● EXCERPT
***

Gun of the week number 6: Russian Nagant M1895 Revolver


I admit, I have a fondness for Soviet guns.  I currently own 3 Ak’s, 2 Nagant Pistols, 6 Tokerov models and 5 Makarov caliber pistols and a few Mosin Nagant rifles. But the first Soviet weapon that I bought was The Nagant Revolver. It was the first guns I bought when I got my Curio and Relic Federal Firearms License. This license enables me to buy any gun over 50 years old or guns deemed of a historical nature by the ATF. When I bought these guns, the first one was $99 and the second one was $120. I think they are a little more expensive, but they still can be purchased cheaply, although the prices seem to be rising lately due to short supply.


This gun is over 50 years old and it is historic. I actually have two of them now in the family. One is fine and I bought one for my son a few years ago for Christmas. I just love the look of this gun. The fact that is was designed in 1895 makes it more an interesting artifact.  This gun was designed so soldiers in the field could fix most problems with a hammer and a screwdriver/chisel. One of mine is dated 1940 and the other one is dated 1938.  Loading the gun is interesting, you pull a level down and then you have access to the cylinder so you can load 7 bullets. Then you push the level back up and you are ready to go.  Once the gun is fired, you must again pull the leverl down and this is a rod in front of the gun that you push in to eject each spent casing. It is not a very fast gun to reload.


The M1895 started to be replaced by the Tokarev semi-automatic pistol in 1933, but was still produced and used in great numbers during World War II. Despite being supplemented after 1930 by the Tokarev, it was never fully replaced until the arrival of the Makarov pistol in 1952, Even after that these guns were still sometimes still given to loyal Communist Party members as reward for their loyalty.

***

● SET TASK A
In the post about the Nagant revolver, how many bullets can be loaded into the cylinder?
● SET TASK B
Update the listing from its first line through the line with "file-row[interactable]: tileServer.mxd 2024/2/23" by replacing "catalog-item" with "catalog-entry", and write out those lines with everything else unchanged.

● DATA LINES
***

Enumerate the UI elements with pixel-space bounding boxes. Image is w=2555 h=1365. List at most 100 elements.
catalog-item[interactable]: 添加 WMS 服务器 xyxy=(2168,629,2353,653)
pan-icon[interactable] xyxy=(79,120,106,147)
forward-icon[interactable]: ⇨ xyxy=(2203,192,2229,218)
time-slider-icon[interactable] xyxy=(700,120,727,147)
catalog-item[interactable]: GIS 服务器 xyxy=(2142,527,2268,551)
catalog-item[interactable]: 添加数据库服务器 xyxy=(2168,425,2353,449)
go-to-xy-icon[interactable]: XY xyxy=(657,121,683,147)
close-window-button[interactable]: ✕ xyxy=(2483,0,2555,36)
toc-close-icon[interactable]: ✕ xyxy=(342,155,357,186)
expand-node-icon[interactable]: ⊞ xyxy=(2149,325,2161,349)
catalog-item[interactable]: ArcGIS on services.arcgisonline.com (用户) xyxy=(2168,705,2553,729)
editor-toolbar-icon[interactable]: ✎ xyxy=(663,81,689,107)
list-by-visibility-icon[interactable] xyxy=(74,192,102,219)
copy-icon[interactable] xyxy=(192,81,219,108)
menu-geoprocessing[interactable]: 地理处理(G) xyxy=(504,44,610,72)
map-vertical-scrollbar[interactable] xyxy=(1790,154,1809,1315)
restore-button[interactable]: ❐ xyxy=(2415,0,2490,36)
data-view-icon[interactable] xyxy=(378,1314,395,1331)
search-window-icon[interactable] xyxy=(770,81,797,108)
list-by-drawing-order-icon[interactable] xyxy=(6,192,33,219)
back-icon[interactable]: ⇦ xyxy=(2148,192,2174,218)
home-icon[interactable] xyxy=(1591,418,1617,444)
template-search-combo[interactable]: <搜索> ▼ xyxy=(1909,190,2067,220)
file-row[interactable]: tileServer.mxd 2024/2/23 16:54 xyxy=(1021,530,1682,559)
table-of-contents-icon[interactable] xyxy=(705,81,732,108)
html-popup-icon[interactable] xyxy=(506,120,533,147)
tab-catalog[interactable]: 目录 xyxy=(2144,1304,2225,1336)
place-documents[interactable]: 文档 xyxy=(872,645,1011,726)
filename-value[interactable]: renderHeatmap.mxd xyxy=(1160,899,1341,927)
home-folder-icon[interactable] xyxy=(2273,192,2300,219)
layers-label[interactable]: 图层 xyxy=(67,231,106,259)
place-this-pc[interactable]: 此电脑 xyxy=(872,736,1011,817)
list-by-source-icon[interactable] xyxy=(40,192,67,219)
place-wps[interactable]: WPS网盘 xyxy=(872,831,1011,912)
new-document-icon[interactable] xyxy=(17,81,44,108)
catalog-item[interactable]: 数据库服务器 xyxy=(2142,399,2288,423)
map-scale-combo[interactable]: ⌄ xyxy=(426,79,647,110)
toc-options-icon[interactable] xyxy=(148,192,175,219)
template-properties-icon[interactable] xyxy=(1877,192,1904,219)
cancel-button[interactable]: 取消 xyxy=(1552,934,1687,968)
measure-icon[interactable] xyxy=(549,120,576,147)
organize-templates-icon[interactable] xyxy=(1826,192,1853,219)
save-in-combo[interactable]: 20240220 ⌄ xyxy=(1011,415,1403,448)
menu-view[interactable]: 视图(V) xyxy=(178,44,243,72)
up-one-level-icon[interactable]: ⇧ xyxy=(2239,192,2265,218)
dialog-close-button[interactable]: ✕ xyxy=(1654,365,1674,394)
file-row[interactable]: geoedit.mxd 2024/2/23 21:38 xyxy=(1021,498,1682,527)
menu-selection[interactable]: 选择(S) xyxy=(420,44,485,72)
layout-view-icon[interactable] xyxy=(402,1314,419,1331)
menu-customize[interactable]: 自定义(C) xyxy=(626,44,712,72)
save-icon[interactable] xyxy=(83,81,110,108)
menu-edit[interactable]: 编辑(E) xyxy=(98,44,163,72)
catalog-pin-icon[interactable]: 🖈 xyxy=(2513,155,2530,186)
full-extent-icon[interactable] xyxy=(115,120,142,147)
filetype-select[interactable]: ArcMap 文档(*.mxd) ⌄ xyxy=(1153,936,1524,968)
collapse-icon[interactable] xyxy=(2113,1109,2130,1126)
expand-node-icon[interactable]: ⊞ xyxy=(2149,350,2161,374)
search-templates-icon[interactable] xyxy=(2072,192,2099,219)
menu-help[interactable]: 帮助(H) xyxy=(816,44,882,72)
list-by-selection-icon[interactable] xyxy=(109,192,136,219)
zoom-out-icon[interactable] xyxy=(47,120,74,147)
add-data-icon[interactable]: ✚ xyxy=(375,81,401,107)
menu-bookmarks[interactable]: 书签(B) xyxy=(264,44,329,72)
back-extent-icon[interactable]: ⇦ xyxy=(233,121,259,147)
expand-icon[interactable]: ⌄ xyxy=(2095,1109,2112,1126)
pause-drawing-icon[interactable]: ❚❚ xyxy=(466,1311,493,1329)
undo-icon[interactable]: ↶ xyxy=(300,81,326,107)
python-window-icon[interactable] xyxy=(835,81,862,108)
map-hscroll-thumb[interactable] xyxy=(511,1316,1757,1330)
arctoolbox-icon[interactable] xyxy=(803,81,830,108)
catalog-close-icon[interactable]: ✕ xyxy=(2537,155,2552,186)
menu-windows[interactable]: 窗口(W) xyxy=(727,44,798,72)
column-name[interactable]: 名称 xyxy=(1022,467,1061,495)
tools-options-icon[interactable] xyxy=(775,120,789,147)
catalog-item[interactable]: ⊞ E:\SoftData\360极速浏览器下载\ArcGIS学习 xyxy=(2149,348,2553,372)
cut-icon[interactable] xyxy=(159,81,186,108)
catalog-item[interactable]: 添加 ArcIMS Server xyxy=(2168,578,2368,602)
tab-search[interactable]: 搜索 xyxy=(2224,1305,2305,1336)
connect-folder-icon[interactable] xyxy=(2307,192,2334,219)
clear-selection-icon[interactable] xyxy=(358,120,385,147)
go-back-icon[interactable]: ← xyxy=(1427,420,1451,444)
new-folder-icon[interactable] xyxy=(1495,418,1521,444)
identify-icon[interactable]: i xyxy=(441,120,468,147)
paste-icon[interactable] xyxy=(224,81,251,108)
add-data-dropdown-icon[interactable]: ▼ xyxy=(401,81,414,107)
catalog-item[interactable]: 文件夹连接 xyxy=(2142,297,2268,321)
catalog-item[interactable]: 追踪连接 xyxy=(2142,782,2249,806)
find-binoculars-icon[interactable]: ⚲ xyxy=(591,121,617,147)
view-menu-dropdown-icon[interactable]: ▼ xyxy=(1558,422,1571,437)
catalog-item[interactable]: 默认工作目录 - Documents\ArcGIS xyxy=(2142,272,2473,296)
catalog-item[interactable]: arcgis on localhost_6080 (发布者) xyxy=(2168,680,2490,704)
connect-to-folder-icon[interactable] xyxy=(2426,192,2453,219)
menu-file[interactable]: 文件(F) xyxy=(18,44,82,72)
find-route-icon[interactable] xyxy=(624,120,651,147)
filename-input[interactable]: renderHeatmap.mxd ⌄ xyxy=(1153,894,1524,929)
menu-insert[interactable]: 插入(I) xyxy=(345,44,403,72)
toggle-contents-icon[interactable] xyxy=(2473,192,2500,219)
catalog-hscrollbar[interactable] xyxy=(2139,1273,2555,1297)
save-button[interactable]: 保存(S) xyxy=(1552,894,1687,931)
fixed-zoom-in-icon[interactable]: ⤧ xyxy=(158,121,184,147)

***

● WRITTEN REPLY A
Seven.

● WRITTEN REPLY B
Enumerate the UI elements with pixel-space bounding boxes. Image is w=2555 h=1365. List at most 100 elements.
catalog-entry[interactable]: 添加 WMS 服务器 xyxy=(2168,629,2353,653)
pan-icon[interactable] xyxy=(79,120,106,147)
forward-icon[interactable]: ⇨ xyxy=(2203,192,2229,218)
time-slider-icon[interactable] xyxy=(700,120,727,147)
catalog-entry[interactable]: GIS 服务器 xyxy=(2142,527,2268,551)
catalog-entry[interactable]: 添加数据库服务器 xyxy=(2168,425,2353,449)
go-to-xy-icon[interactable]: XY xyxy=(657,121,683,147)
close-window-button[interactable]: ✕ xyxy=(2483,0,2555,36)
toc-close-icon[interactable]: ✕ xyxy=(342,155,357,186)
expand-node-icon[interactable]: ⊞ xyxy=(2149,325,2161,349)
catalog-entry[interactable]: ArcGIS on services.arcgisonline.com (用户) xyxy=(2168,705,2553,729)
editor-toolbar-icon[interactable]: ✎ xyxy=(663,81,689,107)
list-by-visibility-icon[interactable] xyxy=(74,192,102,219)
copy-icon[interactable] xyxy=(192,81,219,108)
menu-geoprocessing[interactable]: 地理处理(G) xyxy=(504,44,610,72)
map-vertical-scrollbar[interactable] xyxy=(1790,154,1809,1315)
restore-button[interactable]: ❐ xyxy=(2415,0,2490,36)
data-view-icon[interactable] xyxy=(378,1314,395,1331)
search-window-icon[interactable] xyxy=(770,81,797,108)
list-by-drawing-order-icon[interactable] xyxy=(6,192,33,219)
back-icon[interactable]: ⇦ xyxy=(2148,192,2174,218)
home-icon[interactable] xyxy=(1591,418,1617,444)
template-search-combo[interactable]: <搜索> ▼ xyxy=(1909,190,2067,220)
file-row[interactable]: tileServer.mxd 2024/2/23 16:54 xyxy=(1021,530,1682,559)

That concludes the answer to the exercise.